- Request: Each entry needs to be restated exactly as written.
---------- Stored records ----------
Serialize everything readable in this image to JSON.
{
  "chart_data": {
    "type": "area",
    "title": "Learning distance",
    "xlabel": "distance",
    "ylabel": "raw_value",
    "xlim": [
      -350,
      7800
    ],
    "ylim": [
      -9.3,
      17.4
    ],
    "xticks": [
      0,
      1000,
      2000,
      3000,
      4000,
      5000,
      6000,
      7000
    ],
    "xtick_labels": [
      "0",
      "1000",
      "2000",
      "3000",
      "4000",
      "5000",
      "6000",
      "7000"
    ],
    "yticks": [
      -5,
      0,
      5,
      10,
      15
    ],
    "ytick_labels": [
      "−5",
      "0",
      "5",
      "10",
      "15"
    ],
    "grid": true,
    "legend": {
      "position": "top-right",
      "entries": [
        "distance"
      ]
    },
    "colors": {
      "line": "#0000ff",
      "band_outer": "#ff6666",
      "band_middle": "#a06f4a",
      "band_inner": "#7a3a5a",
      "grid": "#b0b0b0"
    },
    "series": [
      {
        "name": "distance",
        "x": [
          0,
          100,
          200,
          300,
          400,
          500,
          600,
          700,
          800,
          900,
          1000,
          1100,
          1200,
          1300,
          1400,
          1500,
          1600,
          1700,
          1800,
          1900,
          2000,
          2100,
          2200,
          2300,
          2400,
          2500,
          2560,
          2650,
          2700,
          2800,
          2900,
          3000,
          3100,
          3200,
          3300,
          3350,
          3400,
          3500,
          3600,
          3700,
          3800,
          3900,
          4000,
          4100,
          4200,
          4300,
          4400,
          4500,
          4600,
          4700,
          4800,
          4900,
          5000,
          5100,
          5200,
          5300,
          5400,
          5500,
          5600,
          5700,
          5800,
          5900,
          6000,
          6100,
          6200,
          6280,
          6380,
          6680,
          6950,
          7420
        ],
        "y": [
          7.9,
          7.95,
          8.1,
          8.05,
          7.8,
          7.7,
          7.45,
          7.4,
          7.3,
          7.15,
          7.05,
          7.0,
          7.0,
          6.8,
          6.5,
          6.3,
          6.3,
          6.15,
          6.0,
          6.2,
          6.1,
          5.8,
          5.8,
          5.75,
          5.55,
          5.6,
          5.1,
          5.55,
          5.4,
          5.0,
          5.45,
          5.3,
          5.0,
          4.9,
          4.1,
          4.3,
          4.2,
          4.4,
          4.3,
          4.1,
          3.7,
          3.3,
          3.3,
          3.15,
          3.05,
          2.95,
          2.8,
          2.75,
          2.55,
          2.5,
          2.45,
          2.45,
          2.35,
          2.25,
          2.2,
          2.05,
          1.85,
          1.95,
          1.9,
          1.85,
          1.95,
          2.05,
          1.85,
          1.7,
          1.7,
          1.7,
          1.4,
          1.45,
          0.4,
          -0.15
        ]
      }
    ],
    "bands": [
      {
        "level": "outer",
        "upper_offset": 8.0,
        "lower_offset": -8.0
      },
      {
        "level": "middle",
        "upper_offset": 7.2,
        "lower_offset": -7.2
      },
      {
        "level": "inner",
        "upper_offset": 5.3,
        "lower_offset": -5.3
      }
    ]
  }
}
----------
- Written answer:
Serialize everything readable in this image to JSON.
{
  "chart_data": {
    "type": "area",
    "title": "Learning distance",
    "xlabel": "distance",
    "ylabel": "raw_value",
    "xlim": [
      -350,
      7800
    ],
    "ylim": [
      -9.3,
      17.4
    ],
    "xticks": [
      0,
      1000,
      2000,
      3000,
      4000,
      5000,
      6000,
      7000
    ],
    "xtick_labels": [
      "0",
      "1000",
      "2000",
      "3000",
      "4000",
      "5000",
      "6000",
      "7000"
    ],
    "yticks": [
      -5,
      0,
      5,
      10,
      15
    ],
    "ytick_labels": [
      "−5",
      "0",
      "5",
      "10",
      "15"
    ],
    "grid": true,
    "legend": {
      "position": "top-right",
      "entries": [
        "distance"
      ]
    },
    "colors": {
      "line": "#0000ff",
      "band_outer": "#ff6666",
      "band_middle": "#a06f4a",
      "band_inner": "#7a3a5a",
      "grid": "#b0b0b0"
    },
    "series": [
      {
        "name": "distance",
        "x": [
          0,
          100,
          200,
          300,
          400,
          500,
          600,
          700,
          800,
          900,
          1000,
          1100,
          1200,
          1300,
          1400,
          1500,
          1600,
          1700,
          1800,
          1900,
          2000,
          2100,
          2200,
          2300,
          2400,
          2500,
          2560,
          2650,
          2700,
          2800,
          2900,
          3000,
          3100,
          3200,
          3300,
          3350,
          3400,
          3500,
          3600,
          3700,
          3800,
          3900,
          4000,
          4100,
          4200,
          4300,
          4400,
          4500,
          4600,
          4700,
          4800,
          4900,
          5000,
          5100,
          5200,
          5300,
          5400,
          5500,
          5600,
          5700,
          5800,
          5900,
          6000,
          6100,
          6200,
          6280,
          6380,
          6680,
          6950,
          7420
        ],
        "y": [
          7.9,
          7.95,
          8.1,
          8.05,
          7.8,
          7.7,
          7.45,
          7.4,
          7.3,
          7.15,
          7.05,
          7.0,
          7.0,
          6.8,
          6.5,
          6.3,
          6.3,
          6.15,
          6.0,
          6.2,
          6.1,
          5.8,
          5.8,
          5.75,
          5.55,
          5.6,
          5.1,
          5.55,
          5.4,
          5.0,
          5.45,
          5.3,
          5.0,
          4.9,
          4.1,
          4.3,
          4.2,
          4.4,
          4.3,
          4.1,
          3.7,
          3.3,
          3.3,
          3.15,
          3.05,
          2.95,
          2.8,
          2.75,
          2.55,
          2.5,
          2.45,
          2.45,
          2.35,
          2.25,
          2.2,
          2.05,
          1.85,
          1.95,
          1.9,
          1.85,
          1.95,
          2.05,
          1.85,
          1.7,
          1.7,
          1.7,
          1.4,
          1.45,
          0.4,
          -0.15
        ]
      }
    ],
    "bands": [
      {
        "level": "outer",
        "upper_offset": 8.0,
        "lower_offset": -8.0
      },
      {
        "level": "middle",
        "upper_offset": 7.2,
        "lower_offset": -7.2
      },
      {
        "level": "inner",
        "upper_offset": 5.3,
        "lower_offset": -5.3
      }
    ]
  }
}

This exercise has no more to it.